◆ **RECORD SET**
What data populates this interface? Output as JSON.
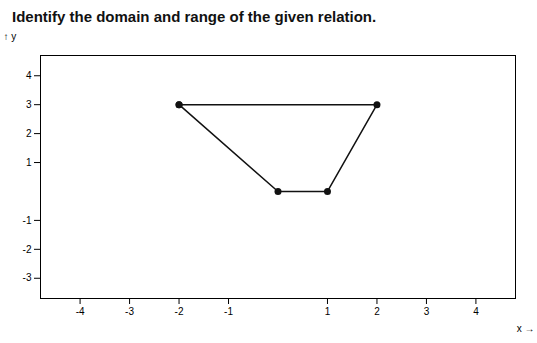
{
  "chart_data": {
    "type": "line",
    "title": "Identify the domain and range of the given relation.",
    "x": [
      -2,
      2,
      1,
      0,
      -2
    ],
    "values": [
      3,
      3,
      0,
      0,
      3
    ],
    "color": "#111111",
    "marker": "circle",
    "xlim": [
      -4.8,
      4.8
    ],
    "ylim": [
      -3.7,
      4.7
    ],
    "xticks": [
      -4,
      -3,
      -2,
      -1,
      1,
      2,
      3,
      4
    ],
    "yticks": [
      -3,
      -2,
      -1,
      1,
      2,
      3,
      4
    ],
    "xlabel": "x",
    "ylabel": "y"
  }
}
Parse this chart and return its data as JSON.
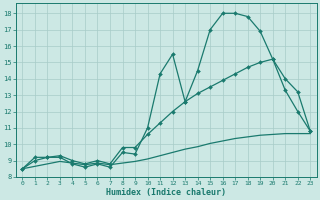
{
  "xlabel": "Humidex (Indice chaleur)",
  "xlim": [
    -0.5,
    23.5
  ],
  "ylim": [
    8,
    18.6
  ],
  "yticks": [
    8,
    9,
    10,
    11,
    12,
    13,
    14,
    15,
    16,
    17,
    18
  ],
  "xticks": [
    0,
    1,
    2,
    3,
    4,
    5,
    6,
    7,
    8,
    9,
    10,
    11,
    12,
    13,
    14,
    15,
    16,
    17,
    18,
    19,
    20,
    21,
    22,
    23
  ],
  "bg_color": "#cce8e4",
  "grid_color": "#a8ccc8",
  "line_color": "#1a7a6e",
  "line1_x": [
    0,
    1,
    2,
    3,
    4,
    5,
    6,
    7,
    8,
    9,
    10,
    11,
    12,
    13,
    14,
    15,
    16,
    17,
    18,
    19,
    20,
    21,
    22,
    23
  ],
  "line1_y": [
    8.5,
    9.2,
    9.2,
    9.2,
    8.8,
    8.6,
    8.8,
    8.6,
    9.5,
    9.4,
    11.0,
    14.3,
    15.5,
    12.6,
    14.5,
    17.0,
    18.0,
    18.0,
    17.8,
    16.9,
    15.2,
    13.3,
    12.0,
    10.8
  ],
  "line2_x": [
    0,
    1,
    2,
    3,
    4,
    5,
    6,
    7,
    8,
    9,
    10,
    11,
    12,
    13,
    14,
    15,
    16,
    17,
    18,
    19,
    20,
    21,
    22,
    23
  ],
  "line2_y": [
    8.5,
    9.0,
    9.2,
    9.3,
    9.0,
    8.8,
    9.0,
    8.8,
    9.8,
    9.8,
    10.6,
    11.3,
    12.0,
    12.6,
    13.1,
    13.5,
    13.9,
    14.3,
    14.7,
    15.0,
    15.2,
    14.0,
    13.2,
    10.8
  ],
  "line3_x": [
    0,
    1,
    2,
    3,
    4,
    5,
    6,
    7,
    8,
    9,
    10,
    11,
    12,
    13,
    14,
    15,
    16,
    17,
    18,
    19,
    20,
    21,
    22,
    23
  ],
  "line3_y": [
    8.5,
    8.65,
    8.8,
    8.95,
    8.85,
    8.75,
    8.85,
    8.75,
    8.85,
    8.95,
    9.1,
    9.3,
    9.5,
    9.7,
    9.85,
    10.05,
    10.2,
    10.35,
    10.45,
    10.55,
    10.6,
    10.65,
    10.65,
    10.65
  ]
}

◆ **REQUIREMENT**
Your copy should match the records word for word, with the pictures removed.

◆ **ANSWER BELOW**
What data populates this interface? Output as JSON.
{
  "chart_data": {
    "type": "line",
    "title": "Identify the domain and range of the given relation.",
    "x": [
      -2,
      2,
      1,
      0,
      -2
    ],
    "values": [
      3,
      3,
      0,
      0,
      3
    ],
    "color": "#111111",
    "marker": "circle",
    "xlim": [
      -4.8,
      4.8
    ],
    "ylim": [
      -3.7,
      4.7
    ],
    "xticks": [
      -4,
      -3,
      -2,
      -1,
      1,
      2,
      3,
      4
    ],
    "yticks": [
      -3,
      -2,
      -1,
      1,
      2,
      3,
      4
    ],
    "xlabel": "x",
    "ylabel": "y"
  }
}
Parse this chart and return its data as JSON.
{
  "xlabel": "Humidex (Indice chaleur)",
  "xlim": [
    -0.5,
    23.5
  ],
  "ylim": [
    8,
    18.6
  ],
  "yticks": [
    8,
    9,
    10,
    11,
    12,
    13,
    14,
    15,
    16,
    17,
    18
  ],
  "xticks": [
    0,
    1,
    2,
    3,
    4,
    5,
    6,
    7,
    8,
    9,
    10,
    11,
    12,
    13,
    14,
    15,
    16,
    17,
    18,
    19,
    20,
    21,
    22,
    23
  ],
  "bg_color": "#cce8e4",
  "grid_color": "#a8ccc8",
  "line_color": "#1a7a6e",
  "line1_x": [
    0,
    1,
    2,
    3,
    4,
    5,
    6,
    7,
    8,
    9,
    10,
    11,
    12,
    13,
    14,
    15,
    16,
    17,
    18,
    19,
    20,
    21,
    22,
    23
  ],
  "line1_y": [
    8.5,
    9.2,
    9.2,
    9.2,
    8.8,
    8.6,
    8.8,
    8.6,
    9.5,
    9.4,
    11.0,
    14.3,
    15.5,
    12.6,
    14.5,
    17.0,
    18.0,
    18.0,
    17.8,
    16.9,
    15.2,
    13.3,
    12.0,
    10.8
  ],
  "line2_x": [
    0,
    1,
    2,
    3,
    4,
    5,
    6,
    7,
    8,
    9,
    10,
    11,
    12,
    13,
    14,
    15,
    16,
    17,
    18,
    19,
    20,
    21,
    22,
    23
  ],
  "line2_y": [
    8.5,
    9.0,
    9.2,
    9.3,
    9.0,
    8.8,
    9.0,
    8.8,
    9.8,
    9.8,
    10.6,
    11.3,
    12.0,
    12.6,
    13.1,
    13.5,
    13.9,
    14.3,
    14.7,
    15.0,
    15.2,
    14.0,
    13.2,
    10.8
  ],
  "line3_x": [
    0,
    1,
    2,
    3,
    4,
    5,
    6,
    7,
    8,
    9,
    10,
    11,
    12,
    13,
    14,
    15,
    16,
    17,
    18,
    19,
    20,
    21,
    22,
    23
  ],
  "line3_y": [
    8.5,
    8.65,
    8.8,
    8.95,
    8.85,
    8.75,
    8.85,
    8.75,
    8.85,
    8.95,
    9.1,
    9.3,
    9.5,
    9.7,
    9.85,
    10.05,
    10.2,
    10.35,
    10.45,
    10.55,
    10.6,
    10.65,
    10.65,
    10.65
  ]
}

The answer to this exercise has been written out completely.